(Dataset records)
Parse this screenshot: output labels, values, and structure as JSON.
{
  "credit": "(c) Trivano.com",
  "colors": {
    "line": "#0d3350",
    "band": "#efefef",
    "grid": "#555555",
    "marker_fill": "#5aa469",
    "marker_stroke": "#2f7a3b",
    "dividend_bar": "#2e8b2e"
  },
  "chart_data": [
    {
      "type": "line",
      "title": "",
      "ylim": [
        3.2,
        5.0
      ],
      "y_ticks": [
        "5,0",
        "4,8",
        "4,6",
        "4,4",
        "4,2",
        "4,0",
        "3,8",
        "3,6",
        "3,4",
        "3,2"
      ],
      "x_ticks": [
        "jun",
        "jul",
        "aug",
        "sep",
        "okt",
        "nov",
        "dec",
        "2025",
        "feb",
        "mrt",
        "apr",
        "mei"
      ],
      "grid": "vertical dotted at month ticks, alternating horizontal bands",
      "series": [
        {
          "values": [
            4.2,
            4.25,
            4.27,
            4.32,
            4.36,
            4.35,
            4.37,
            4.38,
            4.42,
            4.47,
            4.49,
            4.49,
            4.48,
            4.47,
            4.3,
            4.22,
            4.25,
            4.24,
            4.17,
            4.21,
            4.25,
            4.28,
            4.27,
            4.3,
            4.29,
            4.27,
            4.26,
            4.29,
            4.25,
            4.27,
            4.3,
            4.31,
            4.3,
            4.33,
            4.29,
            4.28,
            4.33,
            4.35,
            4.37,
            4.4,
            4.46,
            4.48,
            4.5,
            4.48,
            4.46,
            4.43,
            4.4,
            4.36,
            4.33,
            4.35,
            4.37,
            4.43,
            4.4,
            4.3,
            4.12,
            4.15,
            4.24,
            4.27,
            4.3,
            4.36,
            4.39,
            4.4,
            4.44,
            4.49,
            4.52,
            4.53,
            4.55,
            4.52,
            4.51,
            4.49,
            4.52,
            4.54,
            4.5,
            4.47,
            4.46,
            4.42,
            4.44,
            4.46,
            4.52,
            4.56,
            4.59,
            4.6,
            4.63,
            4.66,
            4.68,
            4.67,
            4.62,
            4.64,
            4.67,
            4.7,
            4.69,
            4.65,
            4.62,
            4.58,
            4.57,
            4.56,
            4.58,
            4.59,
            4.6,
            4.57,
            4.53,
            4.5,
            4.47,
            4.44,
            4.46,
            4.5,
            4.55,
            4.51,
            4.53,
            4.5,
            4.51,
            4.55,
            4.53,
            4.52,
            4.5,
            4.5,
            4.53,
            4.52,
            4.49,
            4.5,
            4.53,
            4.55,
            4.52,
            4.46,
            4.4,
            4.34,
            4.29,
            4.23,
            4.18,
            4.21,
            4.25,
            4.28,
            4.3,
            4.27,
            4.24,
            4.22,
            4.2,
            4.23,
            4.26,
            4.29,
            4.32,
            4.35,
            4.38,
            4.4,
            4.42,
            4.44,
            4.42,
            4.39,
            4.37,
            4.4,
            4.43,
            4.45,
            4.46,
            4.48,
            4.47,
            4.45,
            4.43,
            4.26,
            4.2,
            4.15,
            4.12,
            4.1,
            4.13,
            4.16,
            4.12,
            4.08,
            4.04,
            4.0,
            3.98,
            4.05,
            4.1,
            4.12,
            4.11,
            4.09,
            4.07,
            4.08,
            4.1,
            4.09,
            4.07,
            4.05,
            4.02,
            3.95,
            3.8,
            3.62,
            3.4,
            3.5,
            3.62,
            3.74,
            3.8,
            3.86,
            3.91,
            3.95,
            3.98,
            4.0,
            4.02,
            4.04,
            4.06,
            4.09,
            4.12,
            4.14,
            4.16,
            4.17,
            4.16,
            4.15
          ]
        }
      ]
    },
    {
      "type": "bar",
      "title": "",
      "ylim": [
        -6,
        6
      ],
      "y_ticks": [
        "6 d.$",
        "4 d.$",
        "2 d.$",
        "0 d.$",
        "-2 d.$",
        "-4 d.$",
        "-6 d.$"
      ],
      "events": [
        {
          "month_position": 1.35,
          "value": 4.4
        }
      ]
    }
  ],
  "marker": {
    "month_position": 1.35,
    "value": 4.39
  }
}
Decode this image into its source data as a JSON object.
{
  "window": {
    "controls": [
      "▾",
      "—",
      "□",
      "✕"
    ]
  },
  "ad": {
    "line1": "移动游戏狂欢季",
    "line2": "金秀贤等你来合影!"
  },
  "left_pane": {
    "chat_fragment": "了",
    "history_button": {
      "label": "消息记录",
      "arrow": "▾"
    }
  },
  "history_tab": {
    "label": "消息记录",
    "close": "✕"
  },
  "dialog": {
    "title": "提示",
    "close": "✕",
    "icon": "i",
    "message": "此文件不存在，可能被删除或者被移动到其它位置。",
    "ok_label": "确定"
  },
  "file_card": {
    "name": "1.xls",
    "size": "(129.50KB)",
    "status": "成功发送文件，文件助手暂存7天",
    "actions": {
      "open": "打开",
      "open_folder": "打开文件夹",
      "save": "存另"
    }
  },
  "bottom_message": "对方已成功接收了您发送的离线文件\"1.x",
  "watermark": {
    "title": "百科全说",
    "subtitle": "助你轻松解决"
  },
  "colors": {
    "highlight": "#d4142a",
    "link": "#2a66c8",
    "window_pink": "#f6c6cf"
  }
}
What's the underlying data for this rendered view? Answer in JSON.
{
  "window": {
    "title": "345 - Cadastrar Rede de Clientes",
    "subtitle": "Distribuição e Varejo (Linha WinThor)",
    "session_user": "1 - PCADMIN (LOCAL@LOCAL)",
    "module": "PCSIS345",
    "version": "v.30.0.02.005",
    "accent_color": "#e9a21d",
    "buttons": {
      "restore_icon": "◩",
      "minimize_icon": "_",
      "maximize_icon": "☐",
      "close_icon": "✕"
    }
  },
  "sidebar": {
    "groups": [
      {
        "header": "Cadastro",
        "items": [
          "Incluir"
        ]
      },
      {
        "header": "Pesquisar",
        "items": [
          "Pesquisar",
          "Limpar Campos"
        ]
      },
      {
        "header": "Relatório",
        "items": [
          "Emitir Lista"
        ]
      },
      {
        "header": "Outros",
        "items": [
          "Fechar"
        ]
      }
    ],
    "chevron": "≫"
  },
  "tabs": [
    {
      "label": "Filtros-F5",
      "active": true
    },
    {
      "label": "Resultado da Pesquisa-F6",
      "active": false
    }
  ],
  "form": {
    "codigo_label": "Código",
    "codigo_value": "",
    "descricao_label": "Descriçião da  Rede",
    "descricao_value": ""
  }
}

→ **Written problem**:
Produce an exact copy of all the records.

→ **Full solution**:
Parse this screenshot: output labels, values, and structure as JSON.
{
  "credit": "(c) Trivano.com",
  "colors": {
    "line": "#0d3350",
    "band": "#efefef",
    "grid": "#555555",
    "marker_fill": "#5aa469",
    "marker_stroke": "#2f7a3b",
    "dividend_bar": "#2e8b2e"
  },
  "chart_data": [
    {
      "type": "line",
      "title": "",
      "ylim": [
        3.2,
        5.0
      ],
      "y_ticks": [
        "5,0",
        "4,8",
        "4,6",
        "4,4",
        "4,2",
        "4,0",
        "3,8",
        "3,6",
        "3,4",
        "3,2"
      ],
      "x_ticks": [
        "jun",
        "jul",
        "aug",
        "sep",
        "okt",
        "nov",
        "dec",
        "2025",
        "feb",
        "mrt",
        "apr",
        "mei"
      ],
      "grid": "vertical dotted at month ticks, alternating horizontal bands",
      "series": [
        {
          "values": [
            4.2,
            4.25,
            4.27,
            4.32,
            4.36,
            4.35,
            4.37,
            4.38,
            4.42,
            4.47,
            4.49,
            4.49,
            4.48,
            4.47,
            4.3,
            4.22,
            4.25,
            4.24,
            4.17,
            4.21,
            4.25,
            4.28,
            4.27,
            4.3,
            4.29,
            4.27,
            4.26,
            4.29,
            4.25,
            4.27,
            4.3,
            4.31,
            4.3,
            4.33,
            4.29,
            4.28,
            4.33,
            4.35,
            4.37,
            4.4,
            4.46,
            4.48,
            4.5,
            4.48,
            4.46,
            4.43,
            4.4,
            4.36,
            4.33,
            4.35,
            4.37,
            4.43,
            4.4,
            4.3,
            4.12,
            4.15,
            4.24,
            4.27,
            4.3,
            4.36,
            4.39,
            4.4,
            4.44,
            4.49,
            4.52,
            4.53,
            4.55,
            4.52,
            4.51,
            4.49,
            4.52,
            4.54,
            4.5,
            4.47,
            4.46,
            4.42,
            4.44,
            4.46,
            4.52,
            4.56,
            4.59,
            4.6,
            4.63,
            4.66,
            4.68,
            4.67,
            4.62,
            4.64,
            4.67,
            4.7,
            4.69,
            4.65,
            4.62,
            4.58,
            4.57,
            4.56,
            4.58,
            4.59,
            4.6,
            4.57,
            4.53,
            4.5,
            4.47,
            4.44,
            4.46,
            4.5,
            4.55,
            4.51,
            4.53,
            4.5,
            4.51,
            4.55,
            4.53,
            4.52,
            4.5,
            4.5,
            4.53,
            4.52,
            4.49,
            4.5,
            4.53,
            4.55,
            4.52,
            4.46,
            4.4,
            4.34,
            4.29,
            4.23,
            4.18,
            4.21,
            4.25,
            4.28,
            4.3,
            4.27,
            4.24,
            4.22,
            4.2,
            4.23,
            4.26,
            4.29,
            4.32,
            4.35,
            4.38,
            4.4,
            4.42,
            4.44,
            4.42,
            4.39,
            4.37,
            4.4,
            4.43,
            4.45,
            4.46,
            4.48,
            4.47,
            4.45,
            4.43,
            4.26,
            4.2,
            4.15,
            4.12,
            4.1,
            4.13,
            4.16,
            4.12,
            4.08,
            4.04,
            4.0,
            3.98,
            4.05,
            4.1,
            4.12,
            4.11,
            4.09,
            4.07,
            4.08,
            4.1,
            4.09,
            4.07,
            4.05,
            4.02,
            3.95,
            3.8,
            3.62,
            3.4,
            3.5,
            3.62,
            3.74,
            3.8,
            3.86,
            3.91,
            3.95,
            3.98,
            4.0,
            4.02,
            4.04,
            4.06,
            4.09,
            4.12,
            4.14,
            4.16,
            4.17,
            4.16,
            4.15
          ]
        }
      ]
    },
    {
      "type": "bar",
      "title": "",
      "ylim": [
        -6,
        6
      ],
      "y_ticks": [
        "6 d.$",
        "4 d.$",
        "2 d.$",
        "0 d.$",
        "-2 d.$",
        "-4 d.$",
        "-6 d.$"
      ],
      "events": [
        {
          "month_position": 1.35,
          "value": 4.4
        }
      ]
    }
  ],
  "marker": {
    "month_position": 1.35,
    "value": 4.39
  }
}
Decode this image into its source data as a JSON object.
{
  "window": {
    "controls": [
      "▾",
      "—",
      "□",
      "✕"
    ]
  },
  "ad": {
    "line1": "移动游戏狂欢季",
    "line2": "金秀贤等你来合影!"
  },
  "left_pane": {
    "chat_fragment": "了",
    "history_button": {
      "label": "消息记录",
      "arrow": "▾"
    }
  },
  "history_tab": {
    "label": "消息记录",
    "close": "✕"
  },
  "dialog": {
    "title": "提示",
    "close": "✕",
    "icon": "i",
    "message": "此文件不存在，可能被删除或者被移动到其它位置。",
    "ok_label": "确定"
  },
  "file_card": {
    "name": "1.xls",
    "size": "(129.50KB)",
    "status": "成功发送文件，文件助手暂存7天",
    "actions": {
      "open": "打开",
      "open_folder": "打开文件夹",
      "save": "存另"
    }
  },
  "bottom_message": "对方已成功接收了您发送的离线文件\"1.x",
  "watermark": {
    "title": "百科全说",
    "subtitle": "助你轻松解决"
  },
  "colors": {
    "highlight": "#d4142a",
    "link": "#2a66c8",
    "window_pink": "#f6c6cf"
  }
}
What's the underlying data for this rendered view? Answer in JSON.
{
  "window": {
    "title": "345 - Cadastrar Rede de Clientes",
    "subtitle": "Distribuição e Varejo (Linha WinThor)",
    "session_user": "1 - PCADMIN (LOCAL@LOCAL)",
    "module": "PCSIS345",
    "version": "v.30.0.02.005",
    "accent_color": "#e9a21d",
    "buttons": {
      "restore_icon": "◩",
      "minimize_icon": "_",
      "maximize_icon": "☐",
      "close_icon": "✕"
    }
  },
  "sidebar": {
    "groups": [
      {
        "header": "Cadastro",
        "items": [
          "Incluir"
        ]
      },
      {
        "header": "Pesquisar",
        "items": [
          "Pesquisar",
          "Limpar Campos"
        ]
      },
      {
        "header": "Relatório",
        "items": [
          "Emitir Lista"
        ]
      },
      {
        "header": "Outros",
        "items": [
          "Fechar"
        ]
      }
    ],
    "chevron": "≫"
  },
  "tabs": [
    {
      "label": "Filtros-F5",
      "active": true
    },
    {
      "label": "Resultado da Pesquisa-F6",
      "active": false
    }
  ],
  "form": {
    "codigo_label": "Código",
    "codigo_value": "",
    "descricao_label": "Descriçião da  Rede",
    "descricao_value": ""
  }
}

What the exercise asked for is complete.